> [Problem details] Present each line of the entries below that holds the word "直线a向左平移".

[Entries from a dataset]
^^^^

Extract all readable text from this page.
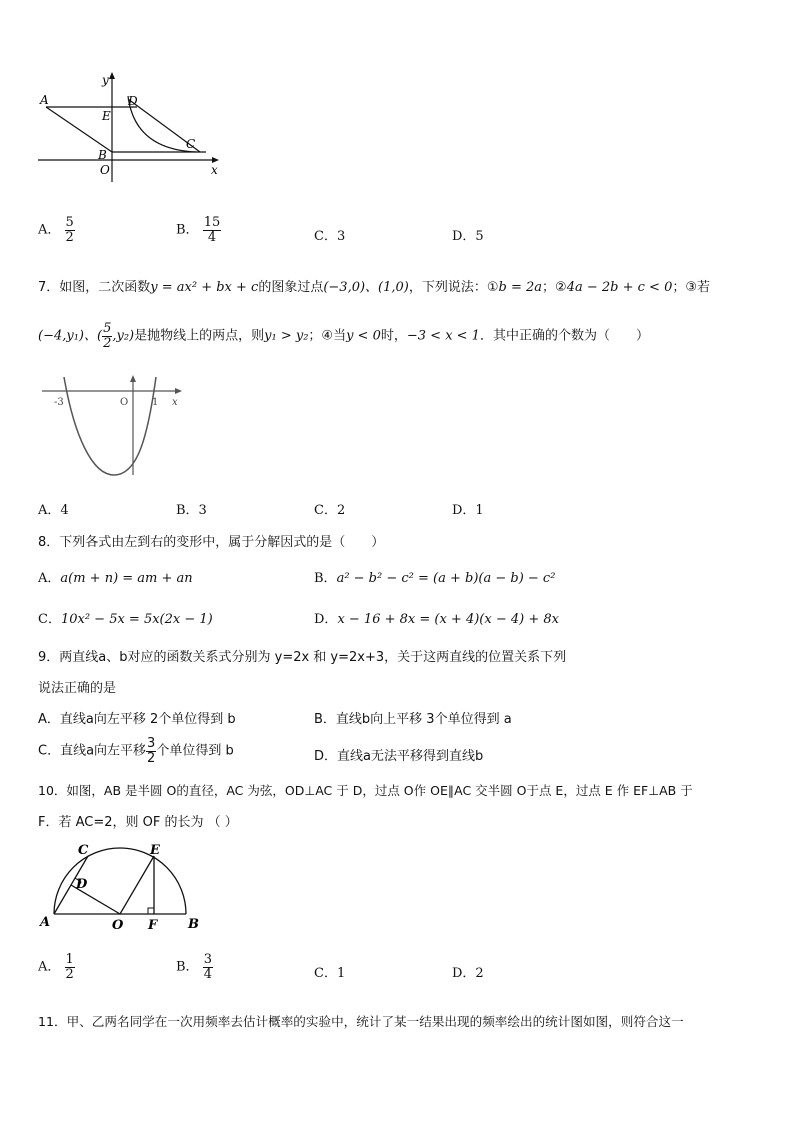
A	D
E
C
B
O	x
y
A． $\frac{5}{2}$	B． $\frac{15}{4}$	C．3	D．5
7．如图，二次函数y = ax² + bx + c的图象过点(−3,0)、(1,0)，下列说法：①b = 2a；②4a − 2b + c < 0；③若
(−4,y₁)、( $\frac{5}{2} ,y_2$)是抛物线上的两点，则y₁ > y₂；④当y < 0时，−3 < x < 1．其中正确的个数为（　　）
-3	O 1 x
A．4	B．3	C．2	D．1
8．下列各式由左到右的变形中，属于分解因式的是（　　）
A．a(m + n) = am + an	B．a² − b² − c² = (a + b)(a − b) − c²
C．10x² − 5x = 5x(2x − 1)	D．x − 16 + 8x = (x + 4)(x − 4) + 8x
9．两直线a、b对应的函数关系式分别为 y=2x 和 y=2x+3，关于这两直线的位置关系下列
说法正确的是
A．直线a向左平移 2个单位得到 b	B．直线b向上平移 3个单位得到 a
C．直线a向左平移 $\frac{3}{2}$ 个单位得到 b	D．直线a无法平移得到直线b
10．如图，AB 是半圆 O的直径，AC 为弦，OD⊥AC 于 D，过点 O作 OE∥AC 交半圆 O于点 E，过点 E 作 EF⊥AB 于
F．若 AC=2，则 OF 的长为 （ ）
C
D
E
A	O F B
A． $\frac{1}{2}$	B． $\frac{3}{4}$	C．1	D．2
11．甲、乙两名同学在一次用频率去估计概率的实验中，统计了某一结果出现的频率绘出的统计图如图，则符合这一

^^^^

> [Written response]
A．直线a向左平移 2个单位得到 b	B．直线b向上平移 3个单位得到 a
C．直线a向左平移 $\frac{3}{2}$ 个单位得到 b	D．直线a无法平移得到直线b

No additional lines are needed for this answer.